### [DATA IN THIS EXERCISE]

Start

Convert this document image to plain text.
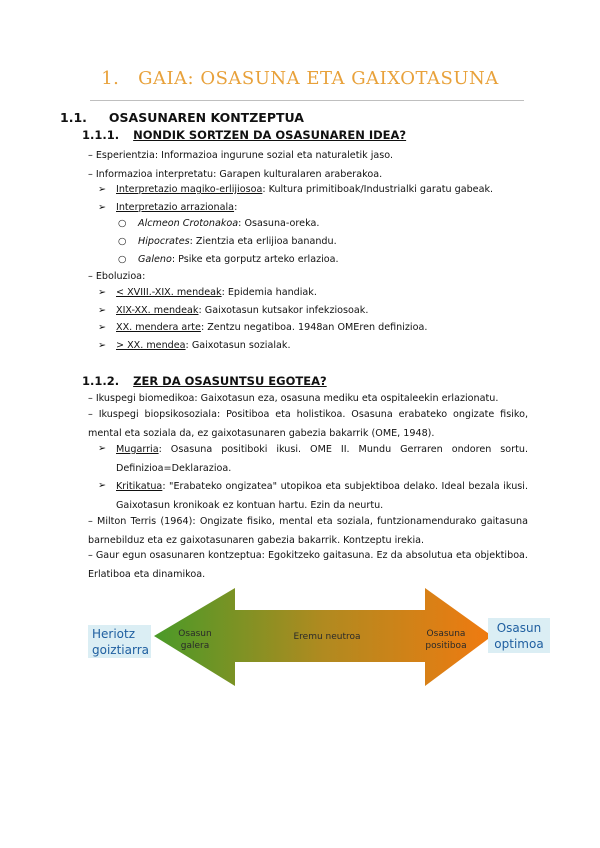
1. GAIA: OSASUNA ETA GAIXOTASUNA
1.1. OSASUNAREN KONTZEPTUA
1.1.1. NONDIK SORTZEN DA OSASUNAREN IDEA?
– Esperientzia: Informazioa ingurune sozial eta naturaletik jaso.
– Informazioa interpretatu: Garapen kulturalaren araberakoa.
➢ Interpretazio magiko-erlijiosoa: Kultura primitiboak/Industrialki garatu gabeak.
➢ Interpretazio arrazionala:
○ Alcmeon Crotonakoa: Osasuna-oreka.
○ Hipocrates: Zientzia eta erlijioa banandu.
○ Galeno: Psike eta gorputz arteko erlazioa.
– Eboluzioa:
➢ < XVIII.-XIX. mendeak: Epidemia handiak.
➢ XIX-XX. mendeak: Gaixotasun kutsakor infekziosoak.
➢ XX. mendera arte: Zentzu negatiboa. 1948an OMEren definizioa.
➢ > XX. mendea: Gaixotasun sozialak.
1.1.2. ZER DA OSASUNTSU EGOTEA?
– Ikuspegi biomedikoa: Gaixotasun eza, osasuna mediku eta ospitaleekin erlazionatu.
– Ikuspegi biopsikosoziala: Positiboa eta holistikoa. Osasuna erabateko ongizate fisiko, mental eta soziala da, ez gaixotasunaren gabezia bakarrik (OME, 1948).
➢ Mugarria: Osasuna positiboki ikusi. OME II. Mundu Gerraren ondoren sortu. Definizioa=Deklarazioa.
➢ Kritikatua: "Erabateko ongizatea" utopikoa eta subjektiboa delako. Ideal bezala ikusi. Gaixotasun kronikoak ez kontuan hartu. Ezin da neurtu.
– Milton Terris (1964): Ongizate fisiko, mental eta soziala, funtzionamendurako gaitasuna barnebilduz eta ez gaixotasunaren gabezia bakarrik. Kontzeptu irekia.
– Gaur egun osasunaren kontzeptua: Egokitzeko gaitasuna. Ez da absolutua eta objektiboa. Erlatiboa eta dinamikoa.
Heriotz goiztiarra
Osasun optimoa
Osasun galera
Eremu neutroa	Osasuna positiboa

End

### [PROBLEM REQUIREMENTS]
Copy every line from the entries that contains the word "mental".

### [RESULT OF THE EXERCISE]
– Ikuspegi biopsikosoziala: Positiboa eta holistikoa. Osasuna erabateko ongizate fisiko, mental eta soziala da, ez gaixotasunaren gabezia bakarrik (OME, 1948).
– Milton Terris (1964): Ongizate fisiko, mental eta soziala, funtzionamendurako gaitasuna barnebilduz eta ez gaixotasunaren gabezia bakarrik. Kontzeptu irekia.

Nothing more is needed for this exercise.